- [What you have to do]: Look through the records below, and copy out every line that holds the string "health".

━━ Data shown ━━

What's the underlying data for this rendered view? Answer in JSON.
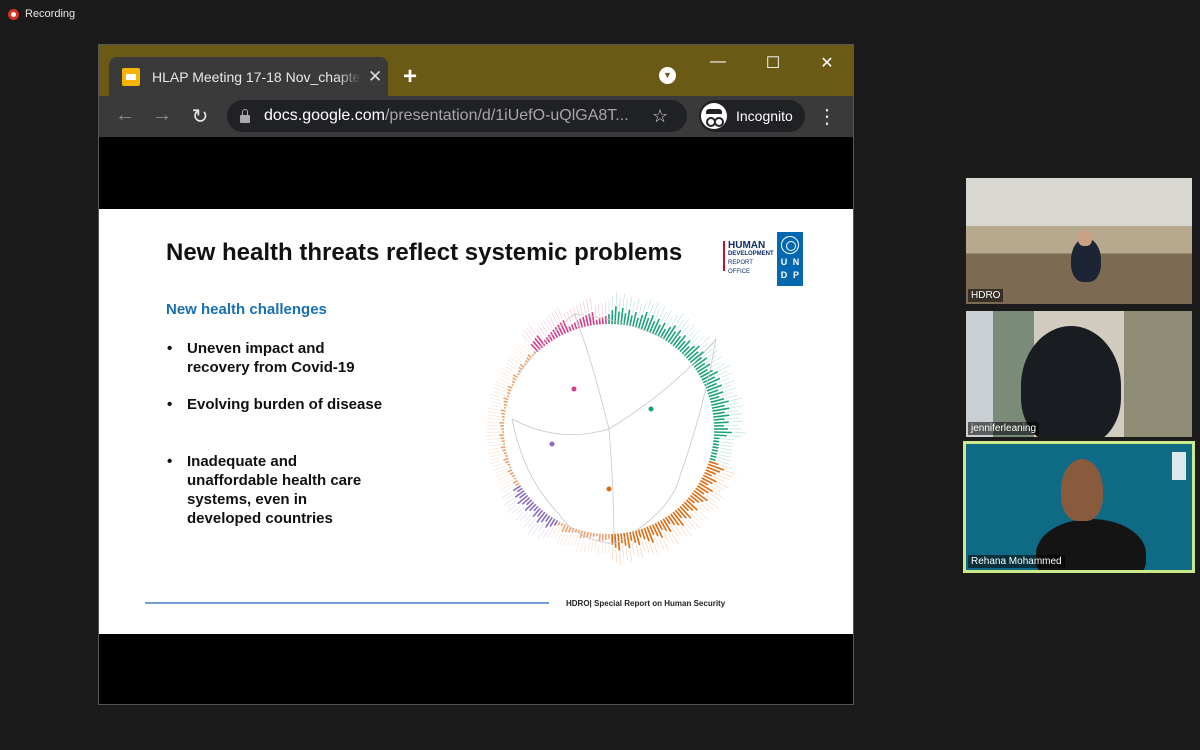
{
  "recording": {
    "label": "Recording"
  },
  "browser": {
    "tab_title": "HLAP Meeting 17-18 Nov_chapter",
    "tab_close_icon": "close-icon",
    "new_tab_icon": "plus-icon",
    "window_controls": {
      "minimize": "—",
      "maximize": "☐",
      "close": "✕"
    },
    "url_host": "docs.google.com",
    "url_path": "/presentation/d/1iUefO-uQlGA8T...",
    "profile_label": "Incognito",
    "icons": [
      "back-arrow-icon",
      "forward-arrow-icon",
      "reload-icon",
      "lock-icon",
      "star-icon",
      "incognito-icon",
      "kebab-menu-icon"
    ]
  },
  "slide": {
    "title": "New health threats reflect systemic problems",
    "logo_hdro": {
      "line1": "HUMAN",
      "line2": "DEVELOPMENT",
      "line3": "REPORT OFFICE"
    },
    "logo_undp": [
      "U",
      "N",
      "D",
      "P"
    ],
    "subheading": "New health challenges",
    "bullets": [
      "Uneven impact and recovery from Covid-19",
      "Evolving burden of disease",
      "Inadequate and unaffordable health care systems, even in developed countries"
    ],
    "footer": "HDRO|   Special Report on Human Security",
    "dendrogram_colors": {
      "green": "#1aa37a",
      "orange": "#e06a10",
      "purple": "#8a6bbf",
      "magenta": "#d63a8a",
      "peach": "#f0a070"
    }
  },
  "participants": [
    {
      "name": "HDRO"
    },
    {
      "name": "jenniferleaning"
    },
    {
      "name": "Rehana Mohammed",
      "active_speaker": true
    }
  ]
}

━━━

- [Response]:
    "title": "New health threats reflect systemic problems",
    "subheading": "New health challenges",
      "Inadequate and unaffordable health care systems, even in developed countries"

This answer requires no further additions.